* DATA SUPPLIED:
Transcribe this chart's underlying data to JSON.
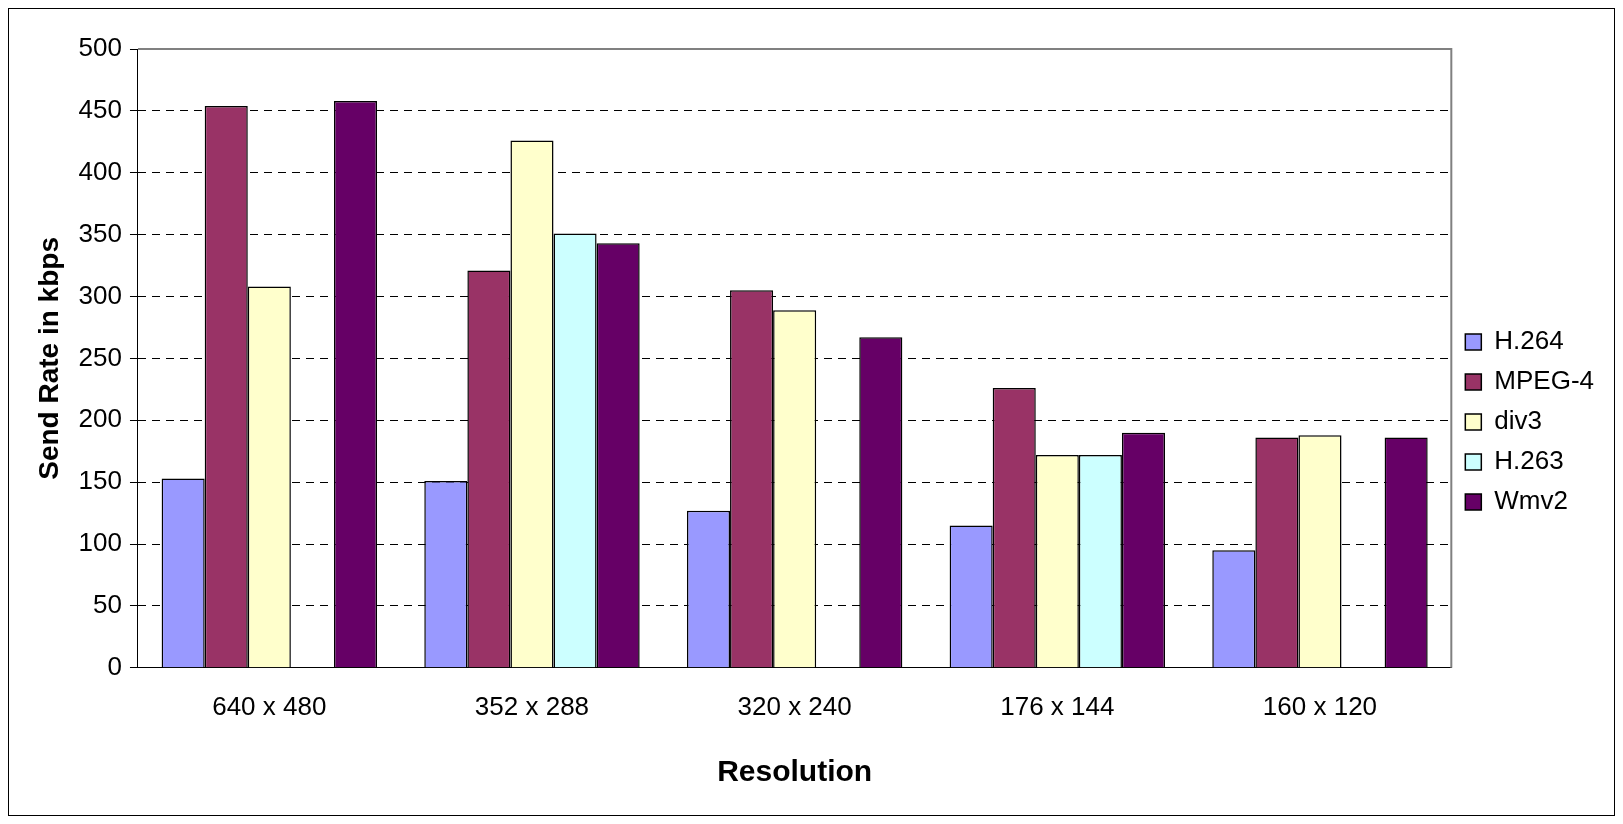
{
  "chart_data": {
    "type": "bar",
    "xlabel": "Resolution",
    "ylabel": "Send Rate in kbps",
    "categories": [
      "640 x 480",
      "352 x 288",
      "320 x 240",
      "176 x 144",
      "160 x 120"
    ],
    "series": [
      {
        "name": "H.264",
        "color": "#9999ff",
        "values": [
          153,
          151,
          127,
          115,
          95
        ]
      },
      {
        "name": "MPEG-4",
        "color": "#993366",
        "values": [
          454,
          321,
          305,
          226,
          186
        ]
      },
      {
        "name": "div3",
        "color": "#ffffcc",
        "values": [
          308,
          426,
          289,
          172,
          188
        ]
      },
      {
        "name": "H.263",
        "color": "#ccffff",
        "values": [
          null,
          351,
          null,
          172,
          null
        ]
      },
      {
        "name": "Wmv2",
        "color": "#660066",
        "values": [
          458,
          343,
          267,
          190,
          186
        ]
      }
    ],
    "ylim": [
      0,
      500
    ],
    "yticks": [
      0,
      50,
      100,
      150,
      200,
      250,
      300,
      350,
      400,
      450,
      500
    ],
    "grid": "y",
    "legend": "right"
  }
}
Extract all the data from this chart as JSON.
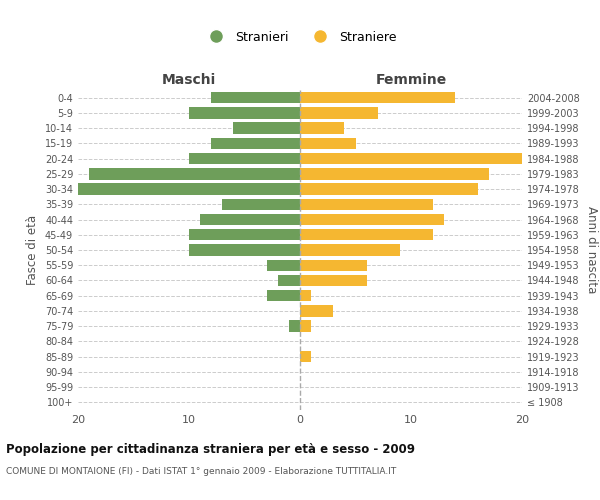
{
  "age_groups": [
    "100+",
    "95-99",
    "90-94",
    "85-89",
    "80-84",
    "75-79",
    "70-74",
    "65-69",
    "60-64",
    "55-59",
    "50-54",
    "45-49",
    "40-44",
    "35-39",
    "30-34",
    "25-29",
    "20-24",
    "15-19",
    "10-14",
    "5-9",
    "0-4"
  ],
  "birth_years": [
    "≤ 1908",
    "1909-1913",
    "1914-1918",
    "1919-1923",
    "1924-1928",
    "1929-1933",
    "1934-1938",
    "1939-1943",
    "1944-1948",
    "1949-1953",
    "1954-1958",
    "1959-1963",
    "1964-1968",
    "1969-1973",
    "1974-1978",
    "1979-1983",
    "1984-1988",
    "1989-1993",
    "1994-1998",
    "1999-2003",
    "2004-2008"
  ],
  "maschi": [
    0,
    0,
    0,
    0,
    0,
    1,
    0,
    3,
    2,
    3,
    10,
    10,
    9,
    7,
    20,
    19,
    10,
    8,
    6,
    10,
    8
  ],
  "femmine": [
    0,
    0,
    0,
    1,
    0,
    1,
    3,
    1,
    6,
    6,
    9,
    12,
    13,
    12,
    16,
    17,
    20,
    5,
    4,
    7,
    14
  ],
  "male_color": "#6e9e5a",
  "female_color": "#f5b731",
  "background_color": "#ffffff",
  "grid_color": "#cccccc",
  "title": "Popolazione per cittadinanza straniera per età e sesso - 2009",
  "subtitle": "COMUNE DI MONTAIONE (FI) - Dati ISTAT 1° gennaio 2009 - Elaborazione TUTTITALIA.IT",
  "ylabel_left": "Fasce di età",
  "ylabel_right": "Anni di nascita",
  "xlabel_left": "Maschi",
  "xlabel_right": "Femmine",
  "legend_male": "Stranieri",
  "legend_female": "Straniere",
  "xlim": 20
}
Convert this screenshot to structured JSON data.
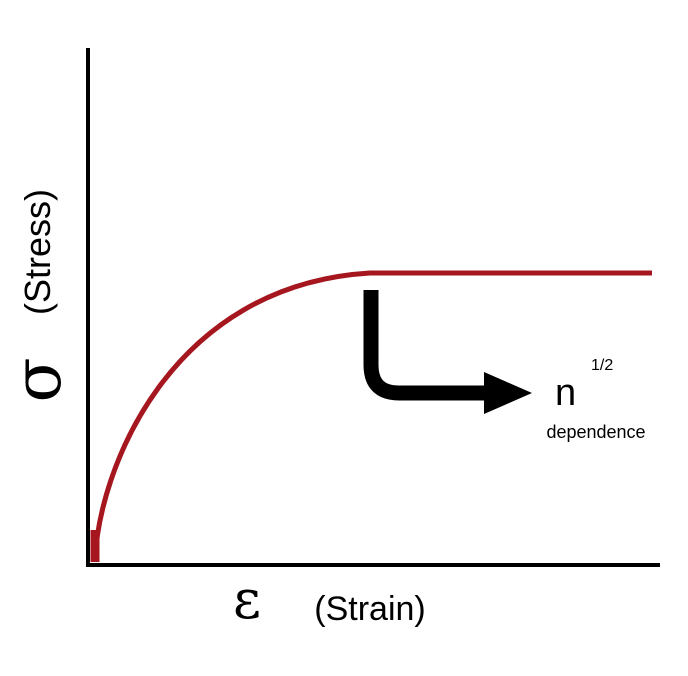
{
  "axes": {
    "y_symbol": "σ",
    "y_label": "(Stress)",
    "x_symbol": "ε",
    "x_label": "(Strain)"
  },
  "annotation": {
    "symbol": "n",
    "exponent": "1/2",
    "text": "dependence"
  }
}
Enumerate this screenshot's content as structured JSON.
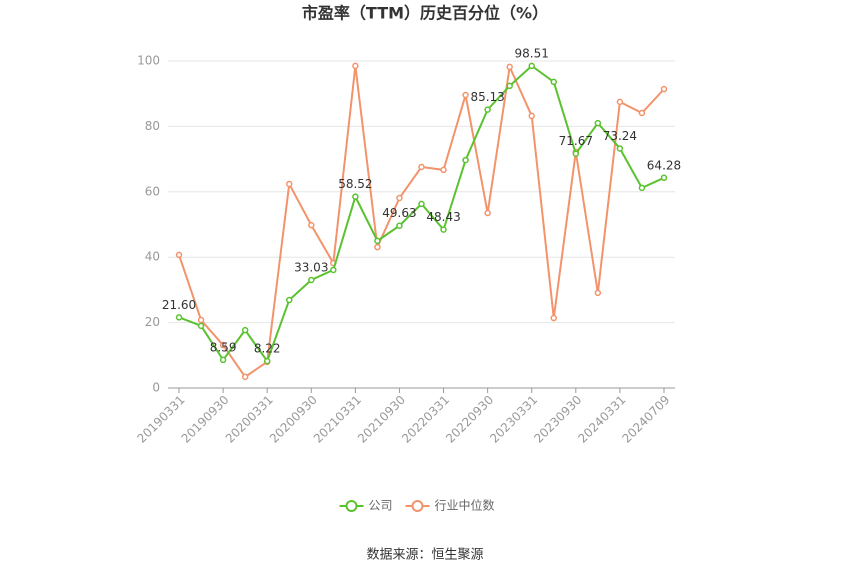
{
  "chart_data": {
    "type": "line",
    "title": "市盈率（TTM）历史百分位（%）",
    "source": "数据来源：恒生聚源",
    "categories": [
      "20190331",
      null,
      "20190930",
      null,
      "20200331",
      null,
      "20200930",
      null,
      "20210331",
      null,
      "20210930",
      null,
      "20220331",
      null,
      "20220930",
      null,
      "20230331",
      null,
      "20230930",
      null,
      "20240331",
      null,
      "20240709"
    ],
    "series": [
      {
        "name": "公司",
        "color": "#5ac22e",
        "values": [
          21.6,
          19.0,
          8.59,
          17.7,
          8.22,
          26.9,
          33.03,
          36.1,
          58.52,
          45.0,
          49.63,
          56.3,
          48.43,
          69.7,
          85.13,
          92.4,
          98.51,
          93.6,
          71.67,
          81.0,
          73.24,
          61.2,
          64.28
        ],
        "value_labels": [
          "21.60",
          null,
          "8.59",
          null,
          "8.22",
          null,
          "33.03",
          null,
          "58.52",
          null,
          "49.63",
          null,
          "48.43",
          null,
          "85.13",
          null,
          "98.51",
          null,
          "71.67",
          null,
          "73.24",
          null,
          "64.28"
        ]
      },
      {
        "name": "行业中位数",
        "color": "#f3936b",
        "values": [
          40.7,
          20.8,
          13.1,
          3.4,
          8.0,
          62.4,
          49.8,
          38.2,
          98.5,
          43.1,
          58.1,
          67.6,
          66.7,
          89.6,
          53.5,
          98.2,
          83.2,
          21.4,
          72.2,
          29.1,
          87.5,
          84.1,
          91.4
        ]
      }
    ],
    "ylim": [
      0,
      100
    ],
    "yticks": [
      0,
      20,
      40,
      60,
      80,
      100
    ],
    "grid": true,
    "legend": "bottom"
  }
}
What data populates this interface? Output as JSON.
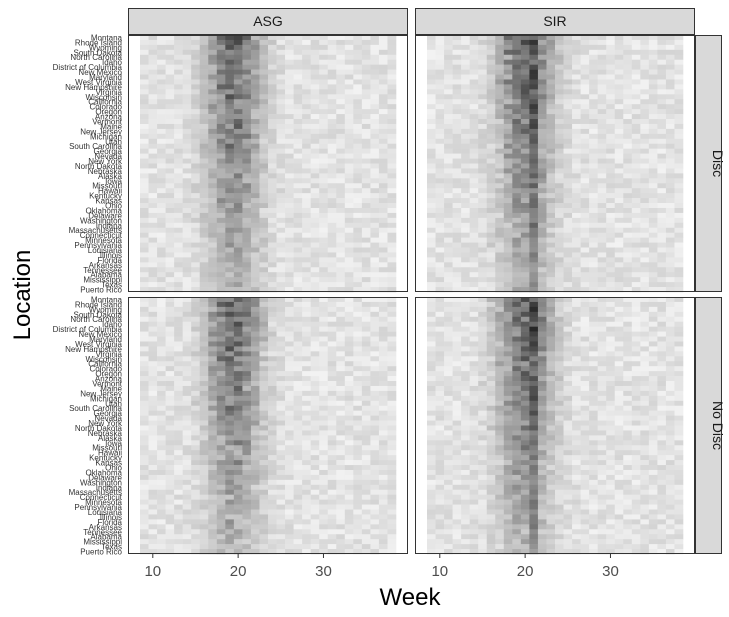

* STATED TASK: Set every line down exactly as written, leaving each picture out.

* RESPONSE:
Transcribe this chart's underlying data to JSON.
{
  "chart_data": {
    "type": "bar",
    "xlabel": "Resolution",
    "ylabel": "Send Rate in kbps",
    "categories": [
      "640 x 480",
      "352 x 288",
      "320 x 240",
      "176 x 144",
      "160 x 120"
    ],
    "series": [
      {
        "name": "H.264",
        "color": "#9999ff",
        "values": [
          153,
          151,
          127,
          115,
          95
        ]
      },
      {
        "name": "MPEG-4",
        "color": "#993366",
        "values": [
          454,
          321,
          305,
          226,
          186
        ]
      },
      {
        "name": "div3",
        "color": "#ffffcc",
        "values": [
          308,
          426,
          289,
          172,
          188
        ]
      },
      {
        "name": "H.263",
        "color": "#ccffff",
        "values": [
          null,
          351,
          null,
          172,
          null
        ]
      },
      {
        "name": "Wmv2",
        "color": "#660066",
        "values": [
          458,
          343,
          267,
          190,
          186
        ]
      }
    ],
    "ylim": [
      0,
      500
    ],
    "yticks": [
      0,
      50,
      100,
      150,
      200,
      250,
      300,
      350,
      400,
      450,
      500
    ],
    "grid": "y",
    "legend": "right"
  }
}
Extract all the data from this chart as JSON.
{
  "age_groups": [
    "100+",
    "95-99",
    "90-94",
    "85-89",
    "80-84",
    "75-79",
    "70-74",
    "65-69",
    "60-64",
    "55-59",
    "50-54",
    "45-49",
    "40-44",
    "35-39",
    "30-34",
    "25-29",
    "20-24",
    "15-19",
    "10-14",
    "5-9",
    "0-4"
  ],
  "birth_years": [
    "≤ 1908",
    "1909-1913",
    "1914-1918",
    "1919-1923",
    "1924-1928",
    "1929-1933",
    "1934-1938",
    "1939-1943",
    "1944-1948",
    "1949-1953",
    "1954-1958",
    "1959-1963",
    "1964-1968",
    "1969-1973",
    "1974-1978",
    "1979-1983",
    "1984-1988",
    "1989-1993",
    "1994-1998",
    "1999-2003",
    "2004-2008"
  ],
  "maschi": [
    0,
    0,
    0,
    0,
    0,
    1,
    0,
    3,
    2,
    3,
    10,
    10,
    9,
    7,
    20,
    19,
    10,
    8,
    6,
    10,
    8
  ],
  "femmine": [
    0,
    0,
    0,
    1,
    0,
    1,
    3,
    1,
    6,
    6,
    9,
    12,
    13,
    12,
    16,
    17,
    20,
    5,
    4,
    7,
    14
  ],
  "male_color": "#6e9e5a",
  "female_color": "#f5b731",
  "background_color": "#ffffff",
  "grid_color": "#cccccc",
  "title": "Popolazione per cittadinanza straniera per età e sesso - 2009",
  "subtitle": "COMUNE DI MONTAIONE (FI) - Dati ISTAT 1° gennaio 2009 - Elaborazione TUTTITALIA.IT",
  "ylabel_left": "Fasce di età",
  "ylabel_right": "Anni di nascita",
  "xlabel_left": "Maschi",
  "xlabel_right": "Femmine",
  "legend_male": "Stranieri",
  "legend_female": "Straniere",
  "xlim": 20
}
Convert this screenshot to structured JSON data.
{
  "axes": {
    "y_symbol": "σ",
    "y_label": "(Stress)",
    "x_symbol": "ε",
    "x_label": "(Strain)"
  },
  "annotation": {
    "symbol": "n",
    "exponent": "1/2",
    "text": "dependence"
  }
}
Enumerate this screenshot's content as structured JSON.
{
  "chart_data": {
    "type": "line",
    "title": "市盈率（TTM）历史百分位（%）",
    "source": "数据来源：恒生聚源",
    "categories": [
      "20190331",
      null,
      "20190930",
      null,
      "20200331",
      null,
      "20200930",
      null,
      "20210331",
      null,
      "20210930",
      null,
      "20220331",
      null,
      "20220930",
      null,
      "20230331",
      null,
      "20230930",
      null,
      "20240331",
      null,
      "20240709"
    ],
    "series": [
      {
        "name": "公司",
        "color": "#5ac22e",
        "values": [
          21.6,
          19.0,
          8.59,
          17.7,
          8.22,
          26.9,
          33.03,
          36.1,
          58.52,
          45.0,
          49.63,
          56.3,
          48.43,
          69.7,
          85.13,
          92.4,
          98.51,
          93.6,
          71.67,
          81.0,
          73.24,
          61.2,
          64.28
        ],
        "value_labels": [
          "21.60",
          null,
          "8.59",
          null,
          "8.22",
          null,
          "33.03",
          null,
          "58.52",
          null,
          "49.63",
          null,
          "48.43",
          null,
          "85.13",
          null,
          "98.51",
          null,
          "71.67",
          null,
          "73.24",
          null,
          "64.28"
        ]
      },
      {
        "name": "行业中位数",
        "color": "#f3936b",
        "values": [
          40.7,
          20.8,
          13.1,
          3.4,
          8.0,
          62.4,
          49.8,
          38.2,
          98.5,
          43.1,
          58.1,
          67.6,
          66.7,
          89.6,
          53.5,
          98.2,
          83.2,
          21.4,
          72.2,
          29.1,
          87.5,
          84.1,
          91.4
        ]
      }
    ],
    "ylim": [
      0,
      100
    ],
    "yticks": [
      0,
      20,
      40,
      60,
      80,
      100
    ],
    "grid": true,
    "legend": "bottom"
  }
}
What data populates this interface? Output as JSON.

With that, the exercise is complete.